§ Task directions: Lines containing the word "Čelić" are to be counted; state their number and nothing further.

** begin Material shown **

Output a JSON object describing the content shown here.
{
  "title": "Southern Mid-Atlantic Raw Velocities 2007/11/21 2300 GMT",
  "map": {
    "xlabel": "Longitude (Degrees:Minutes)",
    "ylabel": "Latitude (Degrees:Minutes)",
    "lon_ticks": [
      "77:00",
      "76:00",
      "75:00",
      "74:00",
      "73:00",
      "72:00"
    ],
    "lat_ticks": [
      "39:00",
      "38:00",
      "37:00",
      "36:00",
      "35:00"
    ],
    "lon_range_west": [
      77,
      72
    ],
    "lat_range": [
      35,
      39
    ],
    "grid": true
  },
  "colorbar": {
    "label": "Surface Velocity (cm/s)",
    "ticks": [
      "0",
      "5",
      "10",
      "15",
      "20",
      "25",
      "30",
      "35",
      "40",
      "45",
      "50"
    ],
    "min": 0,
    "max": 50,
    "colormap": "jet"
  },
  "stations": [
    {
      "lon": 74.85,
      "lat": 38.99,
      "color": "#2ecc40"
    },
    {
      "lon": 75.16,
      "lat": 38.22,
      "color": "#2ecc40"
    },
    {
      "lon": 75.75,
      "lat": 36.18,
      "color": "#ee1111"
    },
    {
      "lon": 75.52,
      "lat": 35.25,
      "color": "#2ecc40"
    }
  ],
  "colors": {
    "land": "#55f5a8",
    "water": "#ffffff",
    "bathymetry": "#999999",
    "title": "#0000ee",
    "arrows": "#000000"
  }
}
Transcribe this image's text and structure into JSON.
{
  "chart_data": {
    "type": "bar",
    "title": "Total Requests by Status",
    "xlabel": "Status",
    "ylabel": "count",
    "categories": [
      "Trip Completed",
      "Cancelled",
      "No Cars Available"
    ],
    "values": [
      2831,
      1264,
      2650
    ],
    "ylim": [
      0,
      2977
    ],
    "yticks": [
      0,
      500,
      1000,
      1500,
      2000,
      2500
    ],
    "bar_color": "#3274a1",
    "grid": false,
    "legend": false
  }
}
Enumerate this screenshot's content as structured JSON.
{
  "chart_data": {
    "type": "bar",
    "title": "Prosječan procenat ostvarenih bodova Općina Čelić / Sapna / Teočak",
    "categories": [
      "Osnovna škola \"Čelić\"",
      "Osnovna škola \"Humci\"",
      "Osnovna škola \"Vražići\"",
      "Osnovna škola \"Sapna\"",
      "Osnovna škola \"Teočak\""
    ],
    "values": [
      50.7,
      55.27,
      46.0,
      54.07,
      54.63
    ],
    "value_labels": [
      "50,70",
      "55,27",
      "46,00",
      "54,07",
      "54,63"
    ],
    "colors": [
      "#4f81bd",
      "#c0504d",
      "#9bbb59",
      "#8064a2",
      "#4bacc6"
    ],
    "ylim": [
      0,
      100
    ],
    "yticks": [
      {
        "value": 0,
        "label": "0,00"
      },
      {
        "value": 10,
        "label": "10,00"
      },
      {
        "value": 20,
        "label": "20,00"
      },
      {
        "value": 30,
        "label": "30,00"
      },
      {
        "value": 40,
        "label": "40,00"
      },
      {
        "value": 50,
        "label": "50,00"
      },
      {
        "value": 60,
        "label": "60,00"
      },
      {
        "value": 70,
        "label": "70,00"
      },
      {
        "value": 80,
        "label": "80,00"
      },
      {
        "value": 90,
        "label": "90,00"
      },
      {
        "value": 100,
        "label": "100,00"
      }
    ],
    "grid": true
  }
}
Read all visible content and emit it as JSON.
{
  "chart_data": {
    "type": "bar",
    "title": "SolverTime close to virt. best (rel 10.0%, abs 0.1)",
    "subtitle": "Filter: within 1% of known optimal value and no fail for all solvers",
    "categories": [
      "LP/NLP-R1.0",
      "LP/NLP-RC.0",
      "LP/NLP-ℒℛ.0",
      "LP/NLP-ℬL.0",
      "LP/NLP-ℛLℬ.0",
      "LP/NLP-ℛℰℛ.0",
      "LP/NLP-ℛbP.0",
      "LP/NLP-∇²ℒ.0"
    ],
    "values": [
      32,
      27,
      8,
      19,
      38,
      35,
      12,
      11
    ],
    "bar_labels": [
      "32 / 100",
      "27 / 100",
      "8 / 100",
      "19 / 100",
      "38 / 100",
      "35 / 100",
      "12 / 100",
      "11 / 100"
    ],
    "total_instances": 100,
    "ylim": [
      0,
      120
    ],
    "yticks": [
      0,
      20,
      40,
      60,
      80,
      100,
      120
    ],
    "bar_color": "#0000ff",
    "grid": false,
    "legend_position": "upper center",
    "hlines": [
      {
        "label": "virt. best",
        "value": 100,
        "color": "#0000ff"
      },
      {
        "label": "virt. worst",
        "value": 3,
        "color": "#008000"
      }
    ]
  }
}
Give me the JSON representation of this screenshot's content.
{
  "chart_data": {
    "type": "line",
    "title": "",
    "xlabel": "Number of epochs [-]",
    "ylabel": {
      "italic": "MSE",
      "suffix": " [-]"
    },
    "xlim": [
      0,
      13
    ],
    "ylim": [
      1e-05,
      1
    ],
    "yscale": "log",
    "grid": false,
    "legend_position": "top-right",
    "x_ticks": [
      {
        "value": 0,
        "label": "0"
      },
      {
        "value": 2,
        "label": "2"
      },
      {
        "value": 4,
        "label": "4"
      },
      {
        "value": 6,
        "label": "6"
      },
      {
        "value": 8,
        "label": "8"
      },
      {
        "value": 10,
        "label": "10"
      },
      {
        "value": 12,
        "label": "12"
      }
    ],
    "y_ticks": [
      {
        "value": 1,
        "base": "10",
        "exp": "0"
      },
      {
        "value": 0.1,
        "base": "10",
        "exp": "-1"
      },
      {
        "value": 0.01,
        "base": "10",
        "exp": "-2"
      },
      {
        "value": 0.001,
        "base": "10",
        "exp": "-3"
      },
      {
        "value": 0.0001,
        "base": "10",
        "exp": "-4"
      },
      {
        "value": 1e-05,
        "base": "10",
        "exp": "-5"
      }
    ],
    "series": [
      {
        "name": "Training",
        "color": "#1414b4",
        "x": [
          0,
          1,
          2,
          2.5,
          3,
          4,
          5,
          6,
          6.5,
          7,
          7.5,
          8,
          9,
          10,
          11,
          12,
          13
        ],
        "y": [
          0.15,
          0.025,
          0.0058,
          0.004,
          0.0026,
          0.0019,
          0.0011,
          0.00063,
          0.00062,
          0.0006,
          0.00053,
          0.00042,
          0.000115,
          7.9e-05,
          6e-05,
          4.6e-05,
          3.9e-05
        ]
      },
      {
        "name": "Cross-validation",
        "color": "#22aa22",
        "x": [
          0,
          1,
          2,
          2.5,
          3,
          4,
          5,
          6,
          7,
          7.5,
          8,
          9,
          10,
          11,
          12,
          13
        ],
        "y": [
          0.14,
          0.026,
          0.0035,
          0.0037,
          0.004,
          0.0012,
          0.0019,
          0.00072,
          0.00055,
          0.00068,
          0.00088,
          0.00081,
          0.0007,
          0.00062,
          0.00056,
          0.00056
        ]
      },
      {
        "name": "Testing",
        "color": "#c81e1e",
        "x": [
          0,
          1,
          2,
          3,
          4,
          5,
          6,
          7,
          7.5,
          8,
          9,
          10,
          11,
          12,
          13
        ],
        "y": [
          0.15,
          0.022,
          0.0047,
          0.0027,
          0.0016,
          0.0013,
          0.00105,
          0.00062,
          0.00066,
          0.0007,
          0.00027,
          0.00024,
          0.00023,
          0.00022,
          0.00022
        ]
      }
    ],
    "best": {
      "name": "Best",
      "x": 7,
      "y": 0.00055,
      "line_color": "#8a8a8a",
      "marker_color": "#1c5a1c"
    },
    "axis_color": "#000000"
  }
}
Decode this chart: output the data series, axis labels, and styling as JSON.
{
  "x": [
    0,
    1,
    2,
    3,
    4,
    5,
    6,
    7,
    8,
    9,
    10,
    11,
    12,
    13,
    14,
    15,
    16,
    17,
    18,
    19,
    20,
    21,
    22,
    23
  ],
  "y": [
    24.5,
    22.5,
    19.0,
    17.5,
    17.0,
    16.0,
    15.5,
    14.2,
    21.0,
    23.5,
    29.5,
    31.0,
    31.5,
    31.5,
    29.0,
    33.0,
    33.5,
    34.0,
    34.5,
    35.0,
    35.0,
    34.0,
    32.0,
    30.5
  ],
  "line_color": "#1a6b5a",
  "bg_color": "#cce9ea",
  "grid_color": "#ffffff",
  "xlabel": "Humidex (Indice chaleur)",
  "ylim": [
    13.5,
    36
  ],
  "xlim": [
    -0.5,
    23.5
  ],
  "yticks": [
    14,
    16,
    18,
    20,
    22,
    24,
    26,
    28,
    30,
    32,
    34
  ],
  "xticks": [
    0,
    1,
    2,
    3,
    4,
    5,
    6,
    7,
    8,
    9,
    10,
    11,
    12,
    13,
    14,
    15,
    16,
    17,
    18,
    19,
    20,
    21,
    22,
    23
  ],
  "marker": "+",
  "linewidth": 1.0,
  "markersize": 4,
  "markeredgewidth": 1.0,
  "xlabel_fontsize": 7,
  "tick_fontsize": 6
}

** end Material shown **

§ Result for this task: 2